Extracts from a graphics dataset
________________________________________
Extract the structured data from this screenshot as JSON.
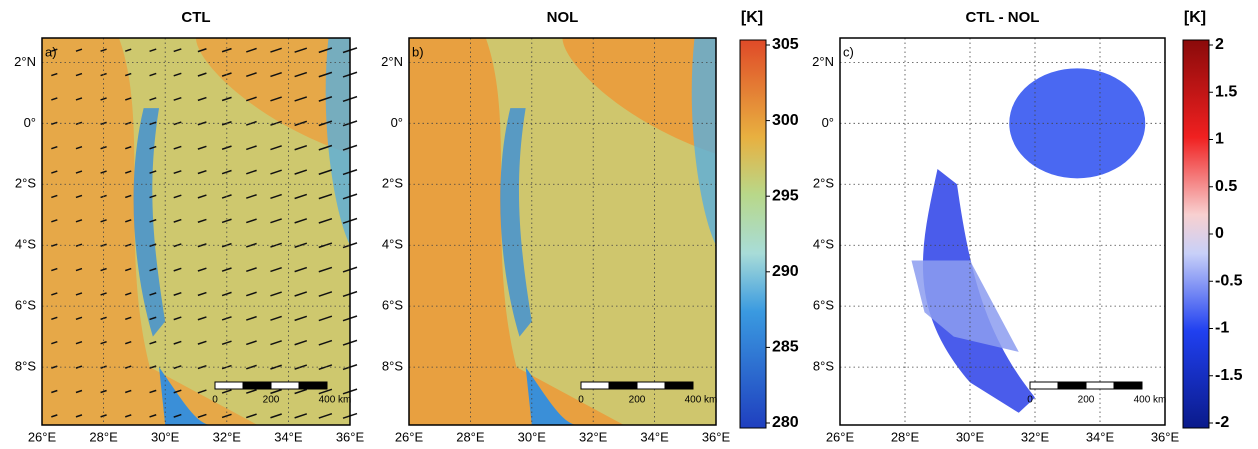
{
  "panels": [
    {
      "title": "CTL",
      "label": "a)"
    },
    {
      "title": "NOL",
      "label": "b)"
    },
    {
      "title": "CTL - NOL",
      "label": "c)"
    }
  ],
  "xlim": [
    26,
    36
  ],
  "ylim": [
    -9.9,
    2.8
  ],
  "xticks": [
    {
      "value": 26,
      "label": "26°E"
    },
    {
      "value": 28,
      "label": "28°E"
    },
    {
      "value": 30,
      "label": "30°E"
    },
    {
      "value": 32,
      "label": "32°E"
    },
    {
      "value": 34,
      "label": "34°E"
    },
    {
      "value": 36,
      "label": "36°E"
    }
  ],
  "yticks": [
    {
      "value": 2,
      "label": "2°N"
    },
    {
      "value": 0,
      "label": "0°"
    },
    {
      "value": -2,
      "label": "2°S"
    },
    {
      "value": -4,
      "label": "4°S"
    },
    {
      "value": -6,
      "label": "6°S"
    },
    {
      "value": -8,
      "label": "8°S"
    }
  ],
  "scale_bar": {
    "labels": [
      "0",
      "200",
      "400 km"
    ]
  },
  "colorbars": [
    {
      "unit": "[K]",
      "lim": [
        280,
        305
      ],
      "ticks": [
        305,
        300,
        295,
        290,
        285,
        280
      ]
    },
    {
      "unit": "[K]",
      "lim": [
        -2,
        2
      ],
      "ticks": [
        2,
        1.5,
        1,
        0.5,
        0,
        -0.5,
        -1,
        -1.5,
        -2
      ]
    }
  ]
}
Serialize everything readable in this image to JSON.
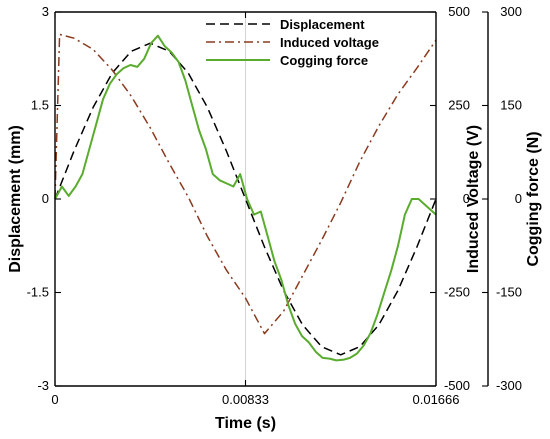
{
  "chart_data": {
    "type": "line",
    "xlabel": "Time (s)",
    "x_ticks": [
      "0",
      "0.00833",
      "0.01666"
    ],
    "xlim": [
      0,
      0.01666
    ],
    "y_axes": [
      {
        "label": "Displacement (mm)",
        "ticks": [
          "3",
          "1.5",
          "0",
          "-1.5",
          "-3"
        ],
        "ylim": [
          -3,
          3
        ]
      },
      {
        "label": "Induced Voltage (V)",
        "ticks": [
          "500",
          "250",
          "0",
          "-250",
          "-500"
        ],
        "ylim": [
          -500,
          500
        ]
      },
      {
        "label": "Cogging force (N)",
        "ticks": [
          "300",
          "150",
          "0",
          "-150",
          "-300"
        ],
        "ylim": [
          -300,
          300
        ]
      }
    ],
    "legend_position": "top-right",
    "series": [
      {
        "name": "Displacement",
        "axis": 0,
        "style": "dashed",
        "color": "#000000",
        "x": [
          0,
          0.000833,
          0.001666,
          0.0025,
          0.003332,
          0.004165,
          0.004998,
          0.005831,
          0.006664,
          0.007497,
          0.00833,
          0.009163,
          0.009996,
          0.010829,
          0.011662,
          0.012495,
          0.013328,
          0.014161,
          0.014994,
          0.015827,
          0.01666
        ],
        "y": [
          0,
          0.77,
          1.47,
          2.02,
          2.37,
          2.5,
          2.37,
          2.02,
          1.47,
          0.77,
          0,
          -0.77,
          -1.47,
          -2.02,
          -2.37,
          -2.5,
          -2.37,
          -2.02,
          -1.47,
          -0.77,
          0
        ]
      },
      {
        "name": "Induced voltage",
        "axis": 1,
        "style": "dashdot",
        "color": "#8b3a1e",
        "x": [
          0,
          0.0002,
          0.000833,
          0.001666,
          0.0025,
          0.003332,
          0.004165,
          0.004998,
          0.005831,
          0.006664,
          0.007497,
          0.00833,
          0.009163,
          0.009996,
          0.010829,
          0.011662,
          0.012495,
          0.013328,
          0.014161,
          0.014994,
          0.015827,
          0.01666
        ],
        "y": [
          0,
          440,
          430,
          400,
          345,
          275,
          190,
          95,
          5,
          -100,
          -190,
          -265,
          -360,
          -300,
          -205,
          -110,
          -10,
          100,
          195,
          280,
          350,
          425
        ]
      },
      {
        "name": "Cogging force",
        "axis": 2,
        "style": "solid",
        "color": "#5aac2e",
        "x": [
          0,
          0.0003,
          0.0006,
          0.0009,
          0.0012,
          0.0015,
          0.0018,
          0.0021,
          0.0024,
          0.0027,
          0.003,
          0.0033,
          0.0036,
          0.0039,
          0.0042,
          0.0045,
          0.0048,
          0.0051,
          0.0054,
          0.0057,
          0.006,
          0.0063,
          0.0066,
          0.0069,
          0.0072,
          0.0075,
          0.0078,
          0.0081,
          0.0084,
          0.0087,
          0.009,
          0.0093,
          0.0096,
          0.0099,
          0.0102,
          0.0105,
          0.0108,
          0.0111,
          0.0114,
          0.0117,
          0.012,
          0.0123,
          0.0126,
          0.0129,
          0.0132,
          0.0135,
          0.0138,
          0.0141,
          0.0144,
          0.0147,
          0.015,
          0.0153,
          0.0156,
          0.0159,
          0.0162,
          0.01666
        ],
        "y": [
          0,
          20,
          5,
          20,
          40,
          80,
          120,
          160,
          185,
          200,
          210,
          215,
          212,
          225,
          250,
          262,
          245,
          235,
          220,
          190,
          150,
          110,
          80,
          40,
          30,
          25,
          20,
          40,
          0,
          -25,
          -20,
          -60,
          -100,
          -130,
          -170,
          -200,
          -220,
          -230,
          -245,
          -255,
          -256,
          -259,
          -258,
          -255,
          -248,
          -235,
          -215,
          -185,
          -150,
          -115,
          -75,
          -25,
          0,
          0,
          -10,
          -25
        ]
      }
    ]
  }
}
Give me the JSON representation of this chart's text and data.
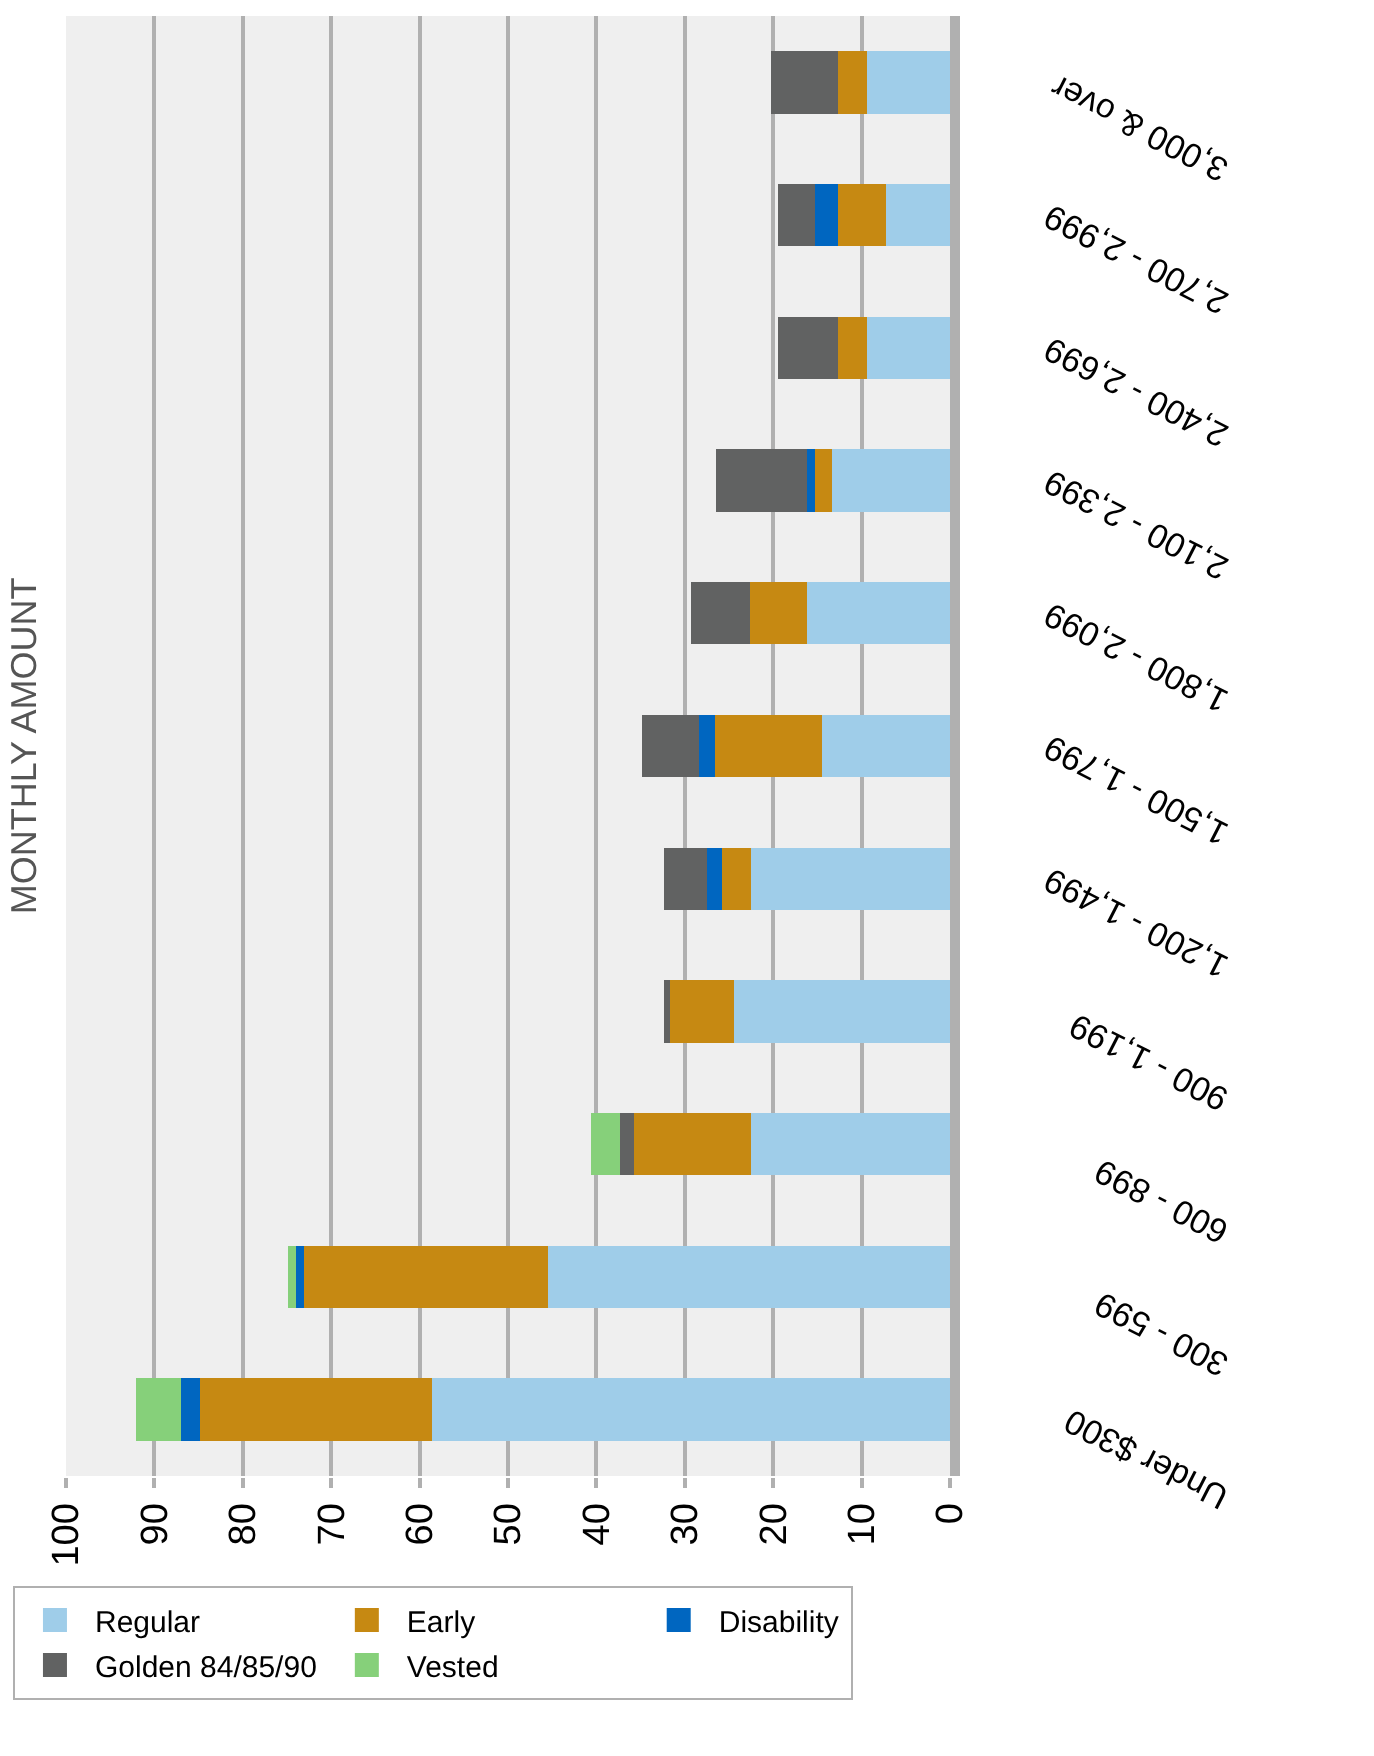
{
  "chart_data": {
    "type": "bar",
    "orientation": "horizontal",
    "stacked": true,
    "ylabel": "MONTHLY AMOUNT",
    "categories": [
      "3,000 & over",
      "2,700 - 2,999",
      "2,400 - 2,699",
      "2,100 - 2,399",
      "1,800 - 2,099",
      "1,500 - 1,799",
      "1,200 - 1,499",
      "900 - 1,199",
      "600 - 899",
      "300 - 599",
      "Under $300"
    ],
    "series": [
      {
        "name": "Regular",
        "color": "#9fcde9",
        "values": [
          9.4,
          7.2,
          9.4,
          13.4,
          16.2,
          14.5,
          22.5,
          24.4,
          22.5,
          45.5,
          58.6
        ]
      },
      {
        "name": "Early",
        "color": "#c68912",
        "values": [
          3.3,
          5.5,
          3.3,
          1.9,
          6.4,
          12.1,
          3.3,
          7.3,
          13.2,
          27.6,
          26.2
        ]
      },
      {
        "name": "Disability",
        "color": "#0066c0",
        "values": [
          null,
          2.6,
          null,
          0.9,
          null,
          1.8,
          1.7,
          null,
          null,
          0.9,
          2.2
        ]
      },
      {
        "name": "Golden 84/85/90",
        "color": "#616262",
        "values": [
          7.5,
          4.2,
          6.8,
          10.3,
          6.7,
          6.4,
          4.9,
          0.7,
          1.6,
          null,
          null
        ]
      },
      {
        "name": "Vested",
        "color": "#86d07a",
        "values": [
          null,
          null,
          null,
          null,
          null,
          null,
          null,
          null,
          3.3,
          0.9,
          5.1
        ]
      }
    ],
    "xlim": [
      100,
      0
    ],
    "xticks": [
      100,
      90,
      80,
      70,
      60,
      50,
      40,
      30,
      20,
      10,
      0
    ],
    "grid": "x",
    "legend": "bottom"
  }
}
________________________________________
◆ **The exercise**
In the copy, leave out all pictures, and retype exactly each line from the one with "Give me the" through the last line of the entries.

◆ **Result of the task**
Give me the JSON representation of this chart's text and data.
{
  "chart_data": {
    "type": "bar",
    "orientation": "horizontal",
    "stacked": true,
    "ylabel": "MONTHLY AMOUNT",
    "categories": [
      "3,000 & over",
      "2,700 - 2,999",
      "2,400 - 2,699",
      "2,100 - 2,399",
      "1,800 - 2,099",
      "1,500 - 1,799",
      "1,200 - 1,499",
      "900 - 1,199",
      "600 - 899",
      "300 - 599",
      "Under $300"
    ],
    "series": [
      {
        "name": "Regular",
        "color": "#9fcde9",
        "values": [
          9.4,
          7.2,
          9.4,
          13.4,
          16.2,
          14.5,
          22.5,
          24.4,
          22.5,
          45.5,
          58.6
        ]
      },
      {
        "name": "Early",
        "color": "#c68912",
        "values": [
          3.3,
          5.5,
          3.3,
          1.9,
          6.4,
          12.1,
          3.3,
          7.3,
          13.2,
          27.6,
          26.2
        ]
      },
      {
        "name": "Disability",
        "color": "#0066c0",
        "values": [
          null,
          2.6,
          null,
          0.9,
          null,
          1.8,
          1.7,
          null,
          null,
          0.9,
          2.2
        ]
      },
      {
        "name": "Golden 84/85/90",
        "color": "#616262",
        "values": [
          7.5,
          4.2,
          6.8,
          10.3,
          6.7,
          6.4,
          4.9,
          0.7,
          1.6,
          null,
          null
        ]
      },
      {
        "name": "Vested",
        "color": "#86d07a",
        "values": [
          null,
          null,
          null,
          null,
          null,
          null,
          null,
          null,
          3.3,
          0.9,
          5.1
        ]
      }
    ],
    "xlim": [
      100,
      0
    ],
    "xticks": [
      100,
      90,
      80,
      70,
      60,
      50,
      40,
      30,
      20,
      10,
      0
    ],
    "grid": "x",
    "legend": "bottom"
  }
}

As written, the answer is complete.